* begin Extracted records *
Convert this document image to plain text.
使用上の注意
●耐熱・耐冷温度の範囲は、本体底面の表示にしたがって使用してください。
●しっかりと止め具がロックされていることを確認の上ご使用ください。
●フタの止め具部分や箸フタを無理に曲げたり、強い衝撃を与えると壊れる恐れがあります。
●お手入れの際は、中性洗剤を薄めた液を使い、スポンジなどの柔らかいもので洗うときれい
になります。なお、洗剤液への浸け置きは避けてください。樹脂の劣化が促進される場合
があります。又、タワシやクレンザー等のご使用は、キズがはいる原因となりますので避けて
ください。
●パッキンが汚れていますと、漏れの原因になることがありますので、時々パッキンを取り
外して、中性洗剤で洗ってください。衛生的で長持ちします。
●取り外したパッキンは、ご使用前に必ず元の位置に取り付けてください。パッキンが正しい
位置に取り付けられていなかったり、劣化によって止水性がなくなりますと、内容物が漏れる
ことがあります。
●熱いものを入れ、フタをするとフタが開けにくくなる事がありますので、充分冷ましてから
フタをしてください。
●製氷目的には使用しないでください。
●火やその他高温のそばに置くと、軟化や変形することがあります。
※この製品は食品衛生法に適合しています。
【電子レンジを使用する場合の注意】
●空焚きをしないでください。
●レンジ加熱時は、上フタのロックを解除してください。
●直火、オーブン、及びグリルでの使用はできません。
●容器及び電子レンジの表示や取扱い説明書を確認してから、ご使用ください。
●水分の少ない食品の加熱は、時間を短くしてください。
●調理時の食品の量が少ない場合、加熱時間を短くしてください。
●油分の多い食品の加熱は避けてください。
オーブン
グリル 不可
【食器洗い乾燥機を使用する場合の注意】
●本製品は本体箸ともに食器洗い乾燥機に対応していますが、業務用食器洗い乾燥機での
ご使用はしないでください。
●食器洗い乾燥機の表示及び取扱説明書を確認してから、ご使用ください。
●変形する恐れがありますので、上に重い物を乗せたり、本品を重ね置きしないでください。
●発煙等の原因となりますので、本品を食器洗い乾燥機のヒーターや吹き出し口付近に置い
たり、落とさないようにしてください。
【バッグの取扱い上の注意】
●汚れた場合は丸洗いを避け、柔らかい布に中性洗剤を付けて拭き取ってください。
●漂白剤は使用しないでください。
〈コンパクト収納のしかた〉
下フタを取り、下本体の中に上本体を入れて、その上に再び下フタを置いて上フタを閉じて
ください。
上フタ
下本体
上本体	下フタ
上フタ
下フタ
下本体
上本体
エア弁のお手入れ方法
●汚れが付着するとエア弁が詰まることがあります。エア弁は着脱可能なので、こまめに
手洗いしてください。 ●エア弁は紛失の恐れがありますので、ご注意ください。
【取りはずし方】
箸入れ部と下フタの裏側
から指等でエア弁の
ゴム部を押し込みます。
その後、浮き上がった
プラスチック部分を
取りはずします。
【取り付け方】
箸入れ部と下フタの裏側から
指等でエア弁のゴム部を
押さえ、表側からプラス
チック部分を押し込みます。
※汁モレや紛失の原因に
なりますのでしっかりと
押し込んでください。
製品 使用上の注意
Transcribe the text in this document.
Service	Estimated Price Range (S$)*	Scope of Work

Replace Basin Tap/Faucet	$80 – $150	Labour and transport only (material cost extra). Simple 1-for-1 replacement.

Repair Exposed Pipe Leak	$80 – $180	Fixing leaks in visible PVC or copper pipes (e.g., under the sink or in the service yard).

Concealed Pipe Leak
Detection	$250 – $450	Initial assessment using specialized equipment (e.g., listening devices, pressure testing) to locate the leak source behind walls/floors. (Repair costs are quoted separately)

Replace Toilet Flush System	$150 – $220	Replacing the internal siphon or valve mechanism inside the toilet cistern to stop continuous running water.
* end Extracted records *
> To do:
Repeat the records above exactly, leaving none out.

> Response:
Convert this document image to plain text.
使用上の注意
●耐熱・耐冷温度の範囲は、本体底面の表示にしたがって使用してください。
●しっかりと止め具がロックされていることを確認の上ご使用ください。
●フタの止め具部分や箸フタを無理に曲げたり、強い衝撃を与えると壊れる恐れがあります。
●お手入れの際は、中性洗剤を薄めた液を使い、スポンジなどの柔らかいもので洗うときれい
になります。なお、洗剤液への浸け置きは避けてください。樹脂の劣化が促進される場合
があります。又、タワシやクレンザー等のご使用は、キズがはいる原因となりますので避けて
ください。
●パッキンが汚れていますと、漏れの原因になることがありますので、時々パッキンを取り
外して、中性洗剤で洗ってください。衛生的で長持ちします。
●取り外したパッキンは、ご使用前に必ず元の位置に取り付けてください。パッキンが正しい
位置に取り付けられていなかったり、劣化によって止水性がなくなりますと、内容物が漏れる
ことがあります。
●熱いものを入れ、フタをするとフタが開けにくくなる事がありますので、充分冷ましてから
フタをしてください。
●製氷目的には使用しないでください。
●火やその他高温のそばに置くと、軟化や変形することがあります。
※この製品は食品衛生法に適合しています。
【電子レンジを使用する場合の注意】
●空焚きをしないでください。
●レンジ加熱時は、上フタのロックを解除してください。
●直火、オーブン、及びグリルでの使用はできません。
●容器及び電子レンジの表示や取扱い説明書を確認してから、ご使用ください。
●水分の少ない食品の加熱は、時間を短くしてください。
●調理時の食品の量が少ない場合、加熱時間を短くしてください。
●油分の多い食品の加熱は避けてください。
オーブン
グリル 不可
【食器洗い乾燥機を使用する場合の注意】
●本製品は本体箸ともに食器洗い乾燥機に対応していますが、業務用食器洗い乾燥機での
ご使用はしないでください。
●食器洗い乾燥機の表示及び取扱説明書を確認してから、ご使用ください。
●変形する恐れがありますので、上に重い物を乗せたり、本品を重ね置きしないでください。
●発煙等の原因となりますので、本品を食器洗い乾燥機のヒーターや吹き出し口付近に置い
たり、落とさないようにしてください。
【バッグの取扱い上の注意】
●汚れた場合は丸洗いを避け、柔らかい布に中性洗剤を付けて拭き取ってください。
●漂白剤は使用しないでください。
〈コンパクト収納のしかた〉
下フタを取り、下本体の中に上本体を入れて、その上に再び下フタを置いて上フタを閉じて
ください。
上フタ
下本体
上本体	下フタ
上フタ
下フタ
下本体
上本体
エア弁のお手入れ方法
●汚れが付着するとエア弁が詰まることがあります。エア弁は着脱可能なので、こまめに
手洗いしてください。 ●エア弁は紛失の恐れがありますので、ご注意ください。
【取りはずし方】
箸入れ部と下フタの裏側
から指等でエア弁の
ゴム部を押し込みます。
その後、浮き上がった
プラスチック部分を
取りはずします。
【取り付け方】
箸入れ部と下フタの裏側から
指等でエア弁のゴム部を
押さえ、表側からプラス
チック部分を押し込みます。
※汁モレや紛失の原因に
なりますのでしっかりと
押し込んでください。
製品 使用上の注意
Transcribe the text in this document.
Service	Estimated Price Range (S$)*	Scope of Work

Replace Basin Tap/Faucet	$80 – $150	Labour and transport only (material cost extra). Simple 1-for-1 replacement.

Repair Exposed Pipe Leak	$80 – $180	Fixing leaks in visible PVC or copper pipes (e.g., under the sink or in the service yard).

Concealed Pipe Leak
Detection	$250 – $450	Initial assessment using specialized equipment (e.g., listening devices, pressure testing) to locate the leak source behind walls/floors. (Repair costs are quoted separately)

Replace Toilet Flush System	$150 – $220	Replacing the internal siphon or valve mechanism inside the toilet cistern to stop continuous running water.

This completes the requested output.